__SHORT PROBLEM__
Copy out the data exactly, leaving the pictures behind.

__GIVEN DATA__
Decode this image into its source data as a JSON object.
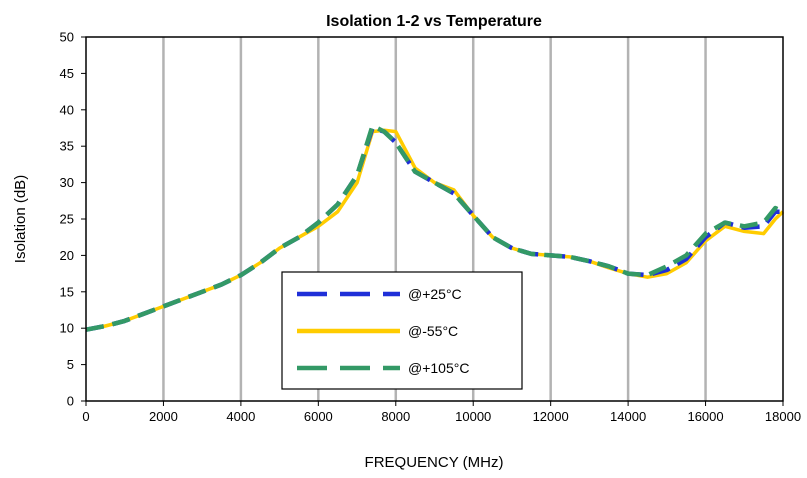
{
  "chart_data": {
    "type": "line",
    "title": "Isolation 1-2 vs Temperature",
    "xlabel": "FREQUENCY (MHz)",
    "ylabel": "Isolation (dB)",
    "xlim": [
      0,
      18000
    ],
    "ylim": [
      0,
      50
    ],
    "xticks": [
      0,
      2000,
      4000,
      6000,
      8000,
      10000,
      12000,
      14000,
      16000,
      18000
    ],
    "yticks": [
      0,
      5,
      10,
      15,
      20,
      25,
      30,
      35,
      40,
      45,
      50
    ],
    "grid": "vertical",
    "legend_position": "lower-center",
    "series": [
      {
        "name": "@+25°C",
        "color": "#1f2fd8",
        "style": "dashed",
        "x": [
          0,
          500,
          1000,
          1500,
          2000,
          2500,
          3000,
          3500,
          4000,
          4500,
          5000,
          5500,
          6000,
          6500,
          7000,
          7400,
          7700,
          8000,
          8500,
          9000,
          9500,
          10000,
          10500,
          11000,
          11500,
          12000,
          12500,
          13000,
          13500,
          14000,
          14500,
          15000,
          15500,
          16000,
          16500,
          17000,
          17500,
          17800,
          18000
        ],
        "y": [
          9.8,
          10.3,
          11.0,
          12.0,
          13.0,
          14.0,
          15.0,
          16.0,
          17.3,
          19.0,
          21.0,
          22.5,
          24.5,
          27.0,
          31.0,
          37.5,
          37.0,
          35.5,
          31.5,
          30.0,
          28.5,
          25.5,
          22.5,
          21.0,
          20.2,
          20.0,
          19.8,
          19.2,
          18.5,
          17.5,
          17.3,
          18.0,
          19.5,
          22.5,
          24.5,
          23.8,
          24.0,
          26.0,
          26.0
        ]
      },
      {
        "name": "@-55°C",
        "color": "#ffcc00",
        "style": "solid",
        "x": [
          0,
          500,
          1000,
          1500,
          2000,
          2500,
          3000,
          3500,
          4000,
          4500,
          5000,
          5500,
          6000,
          6500,
          7000,
          7400,
          7700,
          8000,
          8500,
          9000,
          9500,
          10000,
          10500,
          11000,
          11500,
          12000,
          12500,
          13000,
          13500,
          14000,
          14500,
          15000,
          15500,
          16000,
          16500,
          17000,
          17500,
          17800,
          18000
        ],
        "y": [
          9.8,
          10.3,
          11.0,
          12.0,
          13.0,
          14.0,
          15.0,
          16.0,
          17.3,
          19.0,
          21.0,
          22.5,
          24.0,
          26.0,
          30.0,
          37.0,
          37.2,
          37.0,
          32.0,
          30.0,
          29.0,
          25.5,
          22.5,
          21.0,
          20.2,
          20.0,
          19.8,
          19.2,
          18.3,
          17.5,
          17.0,
          17.5,
          19.0,
          22.0,
          24.0,
          23.3,
          23.0,
          25.0,
          26.0
        ]
      },
      {
        "name": "@+105°C",
        "color": "#339966",
        "style": "dashed",
        "x": [
          0,
          500,
          1000,
          1500,
          2000,
          2500,
          3000,
          3500,
          4000,
          4500,
          5000,
          5500,
          6000,
          6500,
          7000,
          7400,
          7700,
          8000,
          8500,
          9000,
          9500,
          10000,
          10500,
          11000,
          11500,
          12000,
          12500,
          13000,
          13500,
          14000,
          14500,
          15000,
          15500,
          16000,
          16500,
          17000,
          17500,
          17800,
          18000
        ],
        "y": [
          9.8,
          10.3,
          11.0,
          12.0,
          13.0,
          14.0,
          15.0,
          16.0,
          17.3,
          19.0,
          21.0,
          22.5,
          24.5,
          27.0,
          31.0,
          37.8,
          37.0,
          35.5,
          31.5,
          30.0,
          28.5,
          25.5,
          22.5,
          21.0,
          20.2,
          20.0,
          19.8,
          19.2,
          18.5,
          17.5,
          17.3,
          18.5,
          20.0,
          23.0,
          24.5,
          24.0,
          24.5,
          26.5,
          26.0
        ]
      }
    ]
  }
}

__PROBLEM SOLUTION__
Decode this image into its source data as a JSON object.
{
  "chart_data": {
    "type": "line",
    "title": "Isolation 1-2 vs Temperature",
    "xlabel": "FREQUENCY (MHz)",
    "ylabel": "Isolation (dB)",
    "xlim": [
      0,
      18000
    ],
    "ylim": [
      0,
      50
    ],
    "xticks": [
      0,
      2000,
      4000,
      6000,
      8000,
      10000,
      12000,
      14000,
      16000,
      18000
    ],
    "yticks": [
      0,
      5,
      10,
      15,
      20,
      25,
      30,
      35,
      40,
      45,
      50
    ],
    "grid": "vertical",
    "legend_position": "lower-center",
    "series": [
      {
        "name": "@+25°C",
        "color": "#1f2fd8",
        "style": "dashed",
        "x": [
          0,
          500,
          1000,
          1500,
          2000,
          2500,
          3000,
          3500,
          4000,
          4500,
          5000,
          5500,
          6000,
          6500,
          7000,
          7400,
          7700,
          8000,
          8500,
          9000,
          9500,
          10000,
          10500,
          11000,
          11500,
          12000,
          12500,
          13000,
          13500,
          14000,
          14500,
          15000,
          15500,
          16000,
          16500,
          17000,
          17500,
          17800,
          18000
        ],
        "y": [
          9.8,
          10.3,
          11.0,
          12.0,
          13.0,
          14.0,
          15.0,
          16.0,
          17.3,
          19.0,
          21.0,
          22.5,
          24.5,
          27.0,
          31.0,
          37.5,
          37.0,
          35.5,
          31.5,
          30.0,
          28.5,
          25.5,
          22.5,
          21.0,
          20.2,
          20.0,
          19.8,
          19.2,
          18.5,
          17.5,
          17.3,
          18.0,
          19.5,
          22.5,
          24.5,
          23.8,
          24.0,
          26.0,
          26.0
        ]
      },
      {
        "name": "@-55°C",
        "color": "#ffcc00",
        "style": "solid",
        "x": [
          0,
          500,
          1000,
          1500,
          2000,
          2500,
          3000,
          3500,
          4000,
          4500,
          5000,
          5500,
          6000,
          6500,
          7000,
          7400,
          7700,
          8000,
          8500,
          9000,
          9500,
          10000,
          10500,
          11000,
          11500,
          12000,
          12500,
          13000,
          13500,
          14000,
          14500,
          15000,
          15500,
          16000,
          16500,
          17000,
          17500,
          17800,
          18000
        ],
        "y": [
          9.8,
          10.3,
          11.0,
          12.0,
          13.0,
          14.0,
          15.0,
          16.0,
          17.3,
          19.0,
          21.0,
          22.5,
          24.0,
          26.0,
          30.0,
          37.0,
          37.2,
          37.0,
          32.0,
          30.0,
          29.0,
          25.5,
          22.5,
          21.0,
          20.2,
          20.0,
          19.8,
          19.2,
          18.3,
          17.5,
          17.0,
          17.5,
          19.0,
          22.0,
          24.0,
          23.3,
          23.0,
          25.0,
          26.0
        ]
      },
      {
        "name": "@+105°C",
        "color": "#339966",
        "style": "dashed",
        "x": [
          0,
          500,
          1000,
          1500,
          2000,
          2500,
          3000,
          3500,
          4000,
          4500,
          5000,
          5500,
          6000,
          6500,
          7000,
          7400,
          7700,
          8000,
          8500,
          9000,
          9500,
          10000,
          10500,
          11000,
          11500,
          12000,
          12500,
          13000,
          13500,
          14000,
          14500,
          15000,
          15500,
          16000,
          16500,
          17000,
          17500,
          17800,
          18000
        ],
        "y": [
          9.8,
          10.3,
          11.0,
          12.0,
          13.0,
          14.0,
          15.0,
          16.0,
          17.3,
          19.0,
          21.0,
          22.5,
          24.5,
          27.0,
          31.0,
          37.8,
          37.0,
          35.5,
          31.5,
          30.0,
          28.5,
          25.5,
          22.5,
          21.0,
          20.2,
          20.0,
          19.8,
          19.2,
          18.5,
          17.5,
          17.3,
          18.5,
          20.0,
          23.0,
          24.5,
          24.0,
          24.5,
          26.5,
          26.0
        ]
      }
    ]
  }
}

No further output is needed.